REQUEST: Drop every picture, then transcribe the remaining data exactly.

Items from a data source
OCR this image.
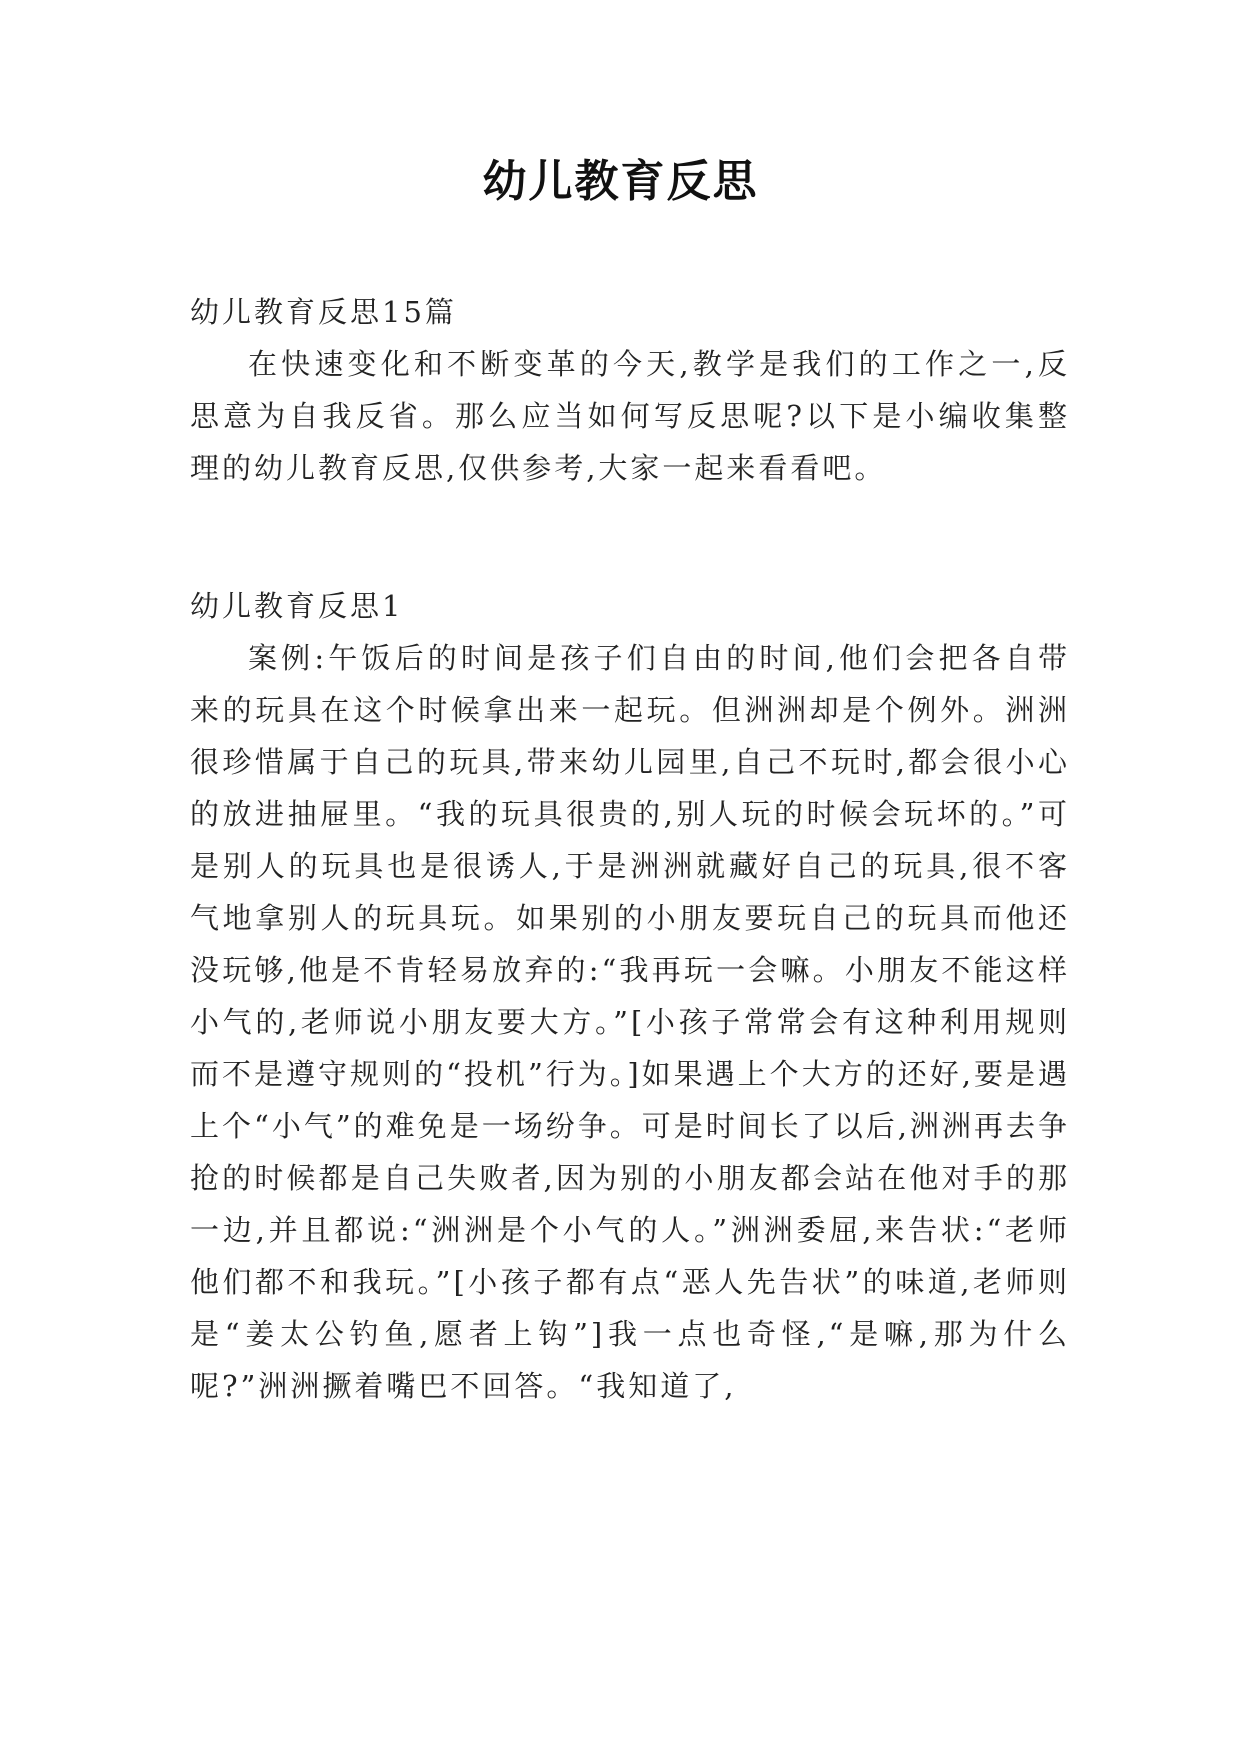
幼儿教育反思

幼儿教育反思15篇

在快速变化和不断变革的今天,教学是我们的工作之一,反思意为自我反省。那么应当如何写反思呢?以下是小编收集整理的幼儿教育反思,仅供参考,大家一起来看看吧。

幼儿教育反思1

案例:午饭后的时间是孩子们自由的时间,他们会把各自带来的玩具在这个时候拿出来一起玩。但洲洲却是个例外。洲洲很珍惜属于自己的玩具,带来幼儿园里,自己不玩时,都会很小心的放进抽屉里。“我的玩具很贵的,别人玩的时候会玩坏的。”可是别人的玩具也是很诱人,于是洲洲就藏好自己的玩具,很不客气地拿别人的玩具玩。如果别的小朋友要玩自己的玩具而他还没玩够,他是不肯轻易放弃的:“我再玩一会嘛。小朋友不能这样小气的,老师说小朋友要大方。”[小孩子常常会有这种利用规则而不是遵守规则的“投机”行为。]如果遇上个大方的还好,要是遇上个“小气”的难免是一场纷争。可是时间长了以后,洲洲再去争抢的时候都是自己失败者,因为别的小朋友都会站在他对手的那一边,并且都说:“洲洲是个小气的人。”洲洲委屈,来告状:“老师他们都不和我玩。”[小孩子都有点“恶人先告状”的味道,老师则是“姜太公钓鱼,愿者上钩”]我一点也奇怪,“是嘛,那为什么呢?”洲洲撅着嘴巴不回答。“我知道了,
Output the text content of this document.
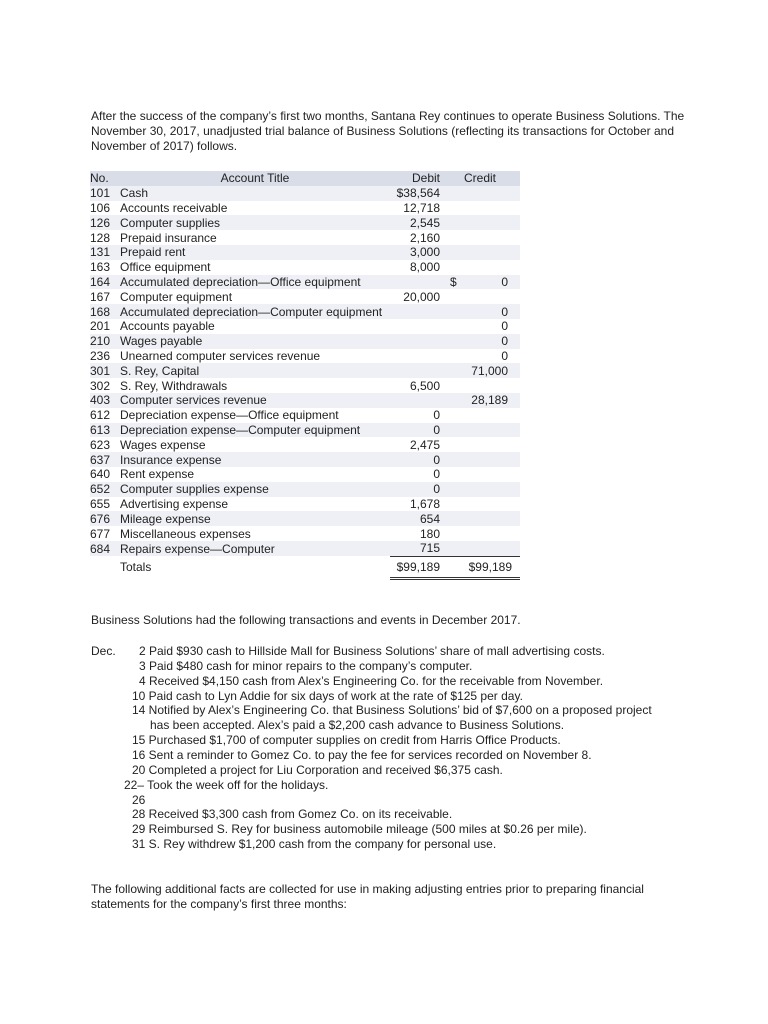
After the success of the company’s first two months, Santana Rey continues to operate Business Solutions. The November 30, 2017, unadjusted trial balance of Business Solutions (reflecting its transactions for October and November of 2017) follows.
No.	Account Title	Debit	Credit
101	Cash	$38,564	
106	Accounts receivable	12,718	
126	Computer supplies	2,545	
128	Prepaid insurance	2,160	
131	Prepaid rent	3,000	
163	Office equipment	8,000	
164	Accumulated depreciation—Office equipment		$ 0
167	Computer equipment	20,000	
168	Accumulated depreciation—Computer equipment		0
201	Accounts payable		0
210	Wages payable		0
236	Unearned computer services revenue		0
301	S. Rey, Capital		71,000
302	S. Rey, Withdrawals	6,500	
403	Computer services revenue		28,189
612	Depreciation expense—Office equipment	0	
613	Depreciation expense—Computer equipment	0	
623	Wages expense	2,475	
637	Insurance expense	0	
640	Rent expense	0	
652	Computer supplies expense	0	
655	Advertising expense	1,678	
676	Mileage expense	654	
677	Miscellaneous expenses	180	
684	Repairs expense—Computer	715	
	Totals	$99,189	$99,189
Business Solutions had the following transactions and events in December 2017.
Dec. 2 Paid $930 cash to Hillside Mall for Business Solutions’ share of mall advertising costs.
3 Paid $480 cash for minor repairs to the company’s computer.
4 Received $4,150 cash from Alex’s Engineering Co. for the receivable from November.
10 Paid cash to Lyn Addie for six days of work at the rate of $125 per day.
14 Notified by Alex’s Engineering Co. that Business Solutions’ bid of $7,600 on a proposed project
has been accepted. Alex’s paid a $2,200 cash advance to Business Solutions.
15 Purchased $1,700 of computer supplies on credit from Harris Office Products.
16 Sent a reminder to Gomez Co. to pay the fee for services recorded on November 8.
20 Completed a project for Liu Corporation and received $6,375 cash.
22– Took the week off for the holidays.
26
28 Received $3,300 cash from Gomez Co. on its receivable.
29 Reimbursed S. Rey for business automobile mileage (500 miles at $0.26 per mile).
31 S. Rey withdrew $1,200 cash from the company for personal use.
The following additional facts are collected for use in making adjusting entries prior to preparing financial statements for the company’s first three months:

SOLUTION:
OCR this image.
幼儿教育反思

幼儿教育反思15篇

在快速变化和不断变革的今天,教学是我们的工作之一,反思意为自我反省。那么应当如何写反思呢?以下是小编收集整理的幼儿教育反思,仅供参考,大家一起来看看吧。

幼儿教育反思1

案例:午饭后的时间是孩子们自由的时间,他们会把各自带来的玩具在这个时候拿出来一起玩。但洲洲却是个例外。洲洲很珍惜属于自己的玩具,带来幼儿园里,自己不玩时,都会很小心的放进抽屉里。“我的玩具很贵的,别人玩的时候会玩坏的。”可是别人的玩具也是很诱人,于是洲洲就藏好自己的玩具,很不客气地拿别人的玩具玩。如果别的小朋友要玩自己的玩具而他还没玩够,他是不肯轻易放弃的:“我再玩一会嘛。小朋友不能这样小气的,老师说小朋友要大方。”[小孩子常常会有这种利用规则而不是遵守规则的“投机”行为。]如果遇上个大方的还好,要是遇上个“小气”的难免是一场纷争。可是时间长了以后,洲洲再去争抢的时候都是自己失败者,因为别的小朋友都会站在他对手的那一边,并且都说:“洲洲是个小气的人。”洲洲委屈,来告状:“老师他们都不和我玩。”[小孩子都有点“恶人先告状”的味道,老师则是“姜太公钓鱼,愿者上钩”]我一点也奇怪,“是嘛,那为什么呢?”洲洲撅着嘴巴不回答。“我知道了,
Output the text content of this document.
After the success of the company’s first two months, Santana Rey continues to operate Business Solutions. The November 30, 2017, unadjusted trial balance of Business Solutions (reflecting its transactions for October and November of 2017) follows.
No.	Account Title	Debit	Credit
101	Cash	$38,564	
106	Accounts receivable	12,718	
126	Computer supplies	2,545	
128	Prepaid insurance	2,160	
131	Prepaid rent	3,000	
163	Office equipment	8,000	
164	Accumulated depreciation—Office equipment		$ 0
167	Computer equipment	20,000	
168	Accumulated depreciation—Computer equipment		0
201	Accounts payable		0
210	Wages payable		0
236	Unearned computer services revenue		0
301	S. Rey, Capital		71,000
302	S. Rey, Withdrawals	6,500	
403	Computer services revenue		28,189
612	Depreciation expense—Office equipment	0	
613	Depreciation expense—Computer equipment	0	
623	Wages expense	2,475	
637	Insurance expense	0	
640	Rent expense	0	
652	Computer supplies expense	0	
655	Advertising expense	1,678	
676	Mileage expense	654	
677	Miscellaneous expenses	180	
684	Repairs expense—Computer	715	
	Totals	$99,189	$99,189
Business Solutions had the following transactions and events in December 2017.
Dec. 2 Paid $930 cash to Hillside Mall for Business Solutions’ share of mall advertising costs.
3 Paid $480 cash for minor repairs to the company’s computer.
4 Received $4,150 cash from Alex’s Engineering Co. for the receivable from November.
10 Paid cash to Lyn Addie for six days of work at the rate of $125 per day.
14 Notified by Alex’s Engineering Co. that Business Solutions’ bid of $7,600 on a proposed project
has been accepted. Alex’s paid a $2,200 cash advance to Business Solutions.
15 Purchased $1,700 of computer supplies on credit from Harris Office Products.
16 Sent a reminder to Gomez Co. to pay the fee for services recorded on November 8.
20 Completed a project for Liu Corporation and received $6,375 cash.
22– Took the week off for the holidays.
26
28 Received $3,300 cash from Gomez Co. on its receivable.
29 Reimbursed S. Rey for business automobile mileage (500 miles at $0.26 per mile).
31 S. Rey withdrew $1,200 cash from the company for personal use.
The following additional facts are collected for use in making adjusting entries prior to preparing financial statements for the company’s first three months:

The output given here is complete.